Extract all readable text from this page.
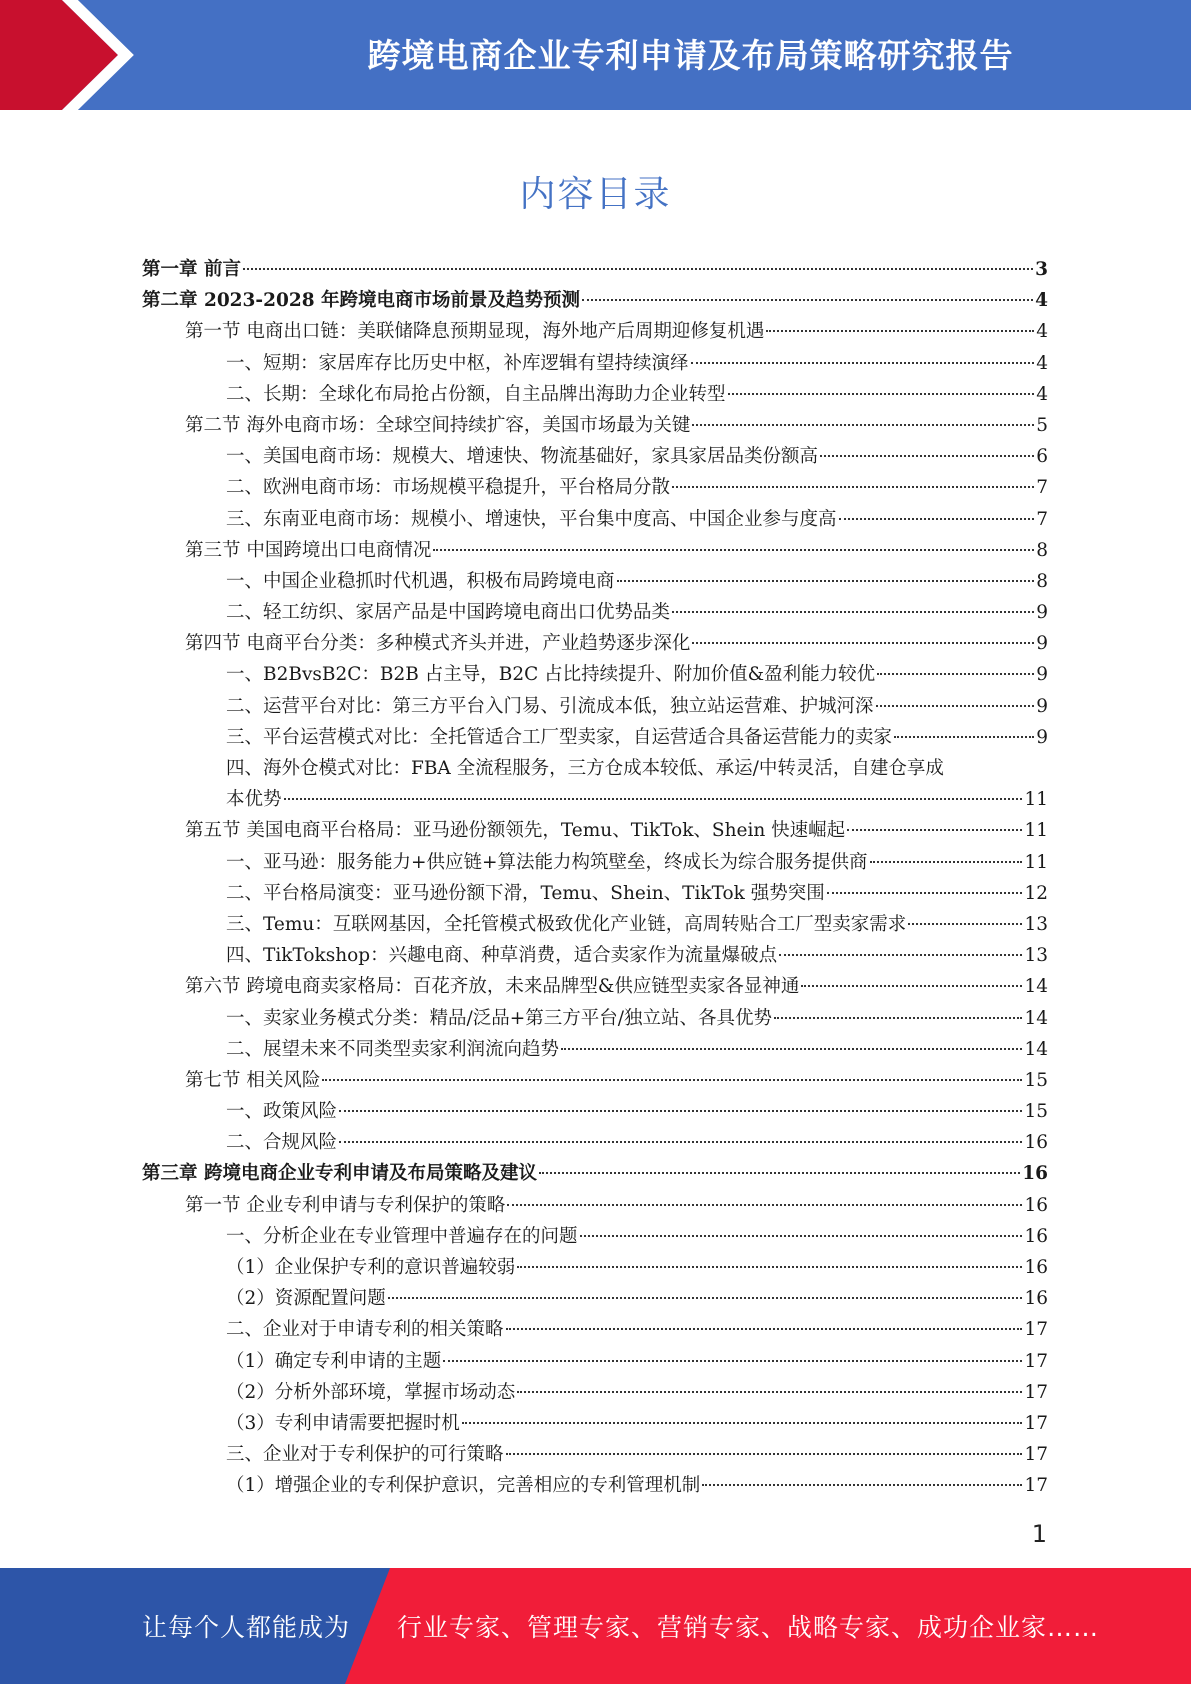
跨境电商企业专利申请及布局策略研究报告
内容目录
第一章 前言	3
第二章 2023-2028 年跨境电商市场前景及趋势预测	4
第一节 电商出口链：美联储降息预期显现，海外地产后周期迎修复机遇	4
一、短期：家居库存比历史中枢，补库逻辑有望持续演绎	4
二、长期：全球化布局抢占份额，自主品牌出海助力企业转型	4
第二节 海外电商市场：全球空间持续扩容，美国市场最为关键	5
一、美国电商市场：规模大、增速快、物流基础好，家具家居品类份额高	6
二、欧洲电商市场：市场规模平稳提升，平台格局分散	7
三、东南亚电商市场：规模小、增速快，平台集中度高、中国企业参与度高	7
第三节 中国跨境出口电商情况	8
一、中国企业稳抓时代机遇，积极布局跨境电商	8
二、轻工纺织、家居产品是中国跨境电商出口优势品类	9
第四节 电商平台分类：多种模式齐头并进，产业趋势逐步深化	9
一、B2BvsB2C：B2B 占主导，B2C 占比持续提升、附加价值&盈利能力较优	9
二、运营平台对比：第三方平台入门易、引流成本低，独立站运营难、护城河深	9
三、平台运营模式对比：全托管适合工厂型卖家，自运营适合具备运营能力的卖家	9
四、海外仓模式对比：FBA 全流程服务，三方仓成本较低、承运/中转灵活，自建仓享成
本优势	11
第五节 美国电商平台格局：亚马逊份额领先，Temu、TikTok、Shein 快速崛起	11
一、亚马逊：服务能力+供应链+算法能力构筑壁垒，终成长为综合服务提供商	11
二、平台格局演变：亚马逊份额下滑，Temu、Shein、TikTok 强势突围	12
三、Temu：互联网基因，全托管模式极致优化产业链，高周转贴合工厂型卖家需求	13
四、TikTokshop：兴趣电商、种草消费，适合卖家作为流量爆破点	13
第六节 跨境电商卖家格局：百花齐放，未来品牌型&供应链型卖家各显神通	14
一、卖家业务模式分类：精品/泛品+第三方平台/独立站、各具优势	14
二、展望未来不同类型卖家利润流向趋势	14
第七节 相关风险	15
一、政策风险	15
二、合规风险	16
第三章 跨境电商企业专利申请及布局策略及建议	16
第一节 企业专利申请与专利保护的策略	16
一、分析企业在专业管理中普遍存在的问题	16
（1）企业保护专利的意识普遍较弱	16
（2）资源配置问题	16
二、企业对于申请专利的相关策略	17
（1）确定专利申请的主题	17
（2）分析外部环境，掌握市场动态	17
（3）专利申请需要把握时机	17
三、企业对于专利保护的可行策略	17
（1）增强企业的专利保护意识，完善相应的专利管理机制	17
1
让每个人都能成为 行业专家、管理专家、营销专家、战略专家、成功企业家……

#### The request
Each line above is to be copied verbatim. Drop any image from the copy.

#### Result for this task
Extract all readable text from this page.
跨境电商企业专利申请及布局策略研究报告
内容目录
第一章 前言	3
第二章 2023-2028 年跨境电商市场前景及趋势预测	4
第一节 电商出口链：美联储降息预期显现，海外地产后周期迎修复机遇	4
一、短期：家居库存比历史中枢，补库逻辑有望持续演绎	4
二、长期：全球化布局抢占份额，自主品牌出海助力企业转型	4
第二节 海外电商市场：全球空间持续扩容，美国市场最为关键	5
一、美国电商市场：规模大、增速快、物流基础好，家具家居品类份额高	6
二、欧洲电商市场：市场规模平稳提升，平台格局分散	7
三、东南亚电商市场：规模小、增速快，平台集中度高、中国企业参与度高	7
第三节 中国跨境出口电商情况	8
一、中国企业稳抓时代机遇，积极布局跨境电商	8
二、轻工纺织、家居产品是中国跨境电商出口优势品类	9
第四节 电商平台分类：多种模式齐头并进，产业趋势逐步深化	9
一、B2BvsB2C：B2B 占主导，B2C 占比持续提升、附加价值&盈利能力较优	9
二、运营平台对比：第三方平台入门易、引流成本低，独立站运营难、护城河深	9
三、平台运营模式对比：全托管适合工厂型卖家，自运营适合具备运营能力的卖家	9
四、海外仓模式对比：FBA 全流程服务，三方仓成本较低、承运/中转灵活，自建仓享成
本优势	11
第五节 美国电商平台格局：亚马逊份额领先，Temu、TikTok、Shein 快速崛起	11
一、亚马逊：服务能力+供应链+算法能力构筑壁垒，终成长为综合服务提供商	11
二、平台格局演变：亚马逊份额下滑，Temu、Shein、TikTok 强势突围	12
三、Temu：互联网基因，全托管模式极致优化产业链，高周转贴合工厂型卖家需求	13
四、TikTokshop：兴趣电商、种草消费，适合卖家作为流量爆破点	13
第六节 跨境电商卖家格局：百花齐放，未来品牌型&供应链型卖家各显神通	14
一、卖家业务模式分类：精品/泛品+第三方平台/独立站、各具优势	14
二、展望未来不同类型卖家利润流向趋势	14
第七节 相关风险	15
一、政策风险	15
二、合规风险	16
第三章 跨境电商企业专利申请及布局策略及建议	16
第一节 企业专利申请与专利保护的策略	16
一、分析企业在专业管理中普遍存在的问题	16
（1）企业保护专利的意识普遍较弱	16
（2）资源配置问题	16
二、企业对于申请专利的相关策略	17
（1）确定专利申请的主题	17
（2）分析外部环境，掌握市场动态	17
（3）专利申请需要把握时机	17
三、企业对于专利保护的可行策略	17
（1）增强企业的专利保护意识，完善相应的专利管理机制	17
1
让每个人都能成为 行业专家、管理专家、营销专家、战略专家、成功企业家……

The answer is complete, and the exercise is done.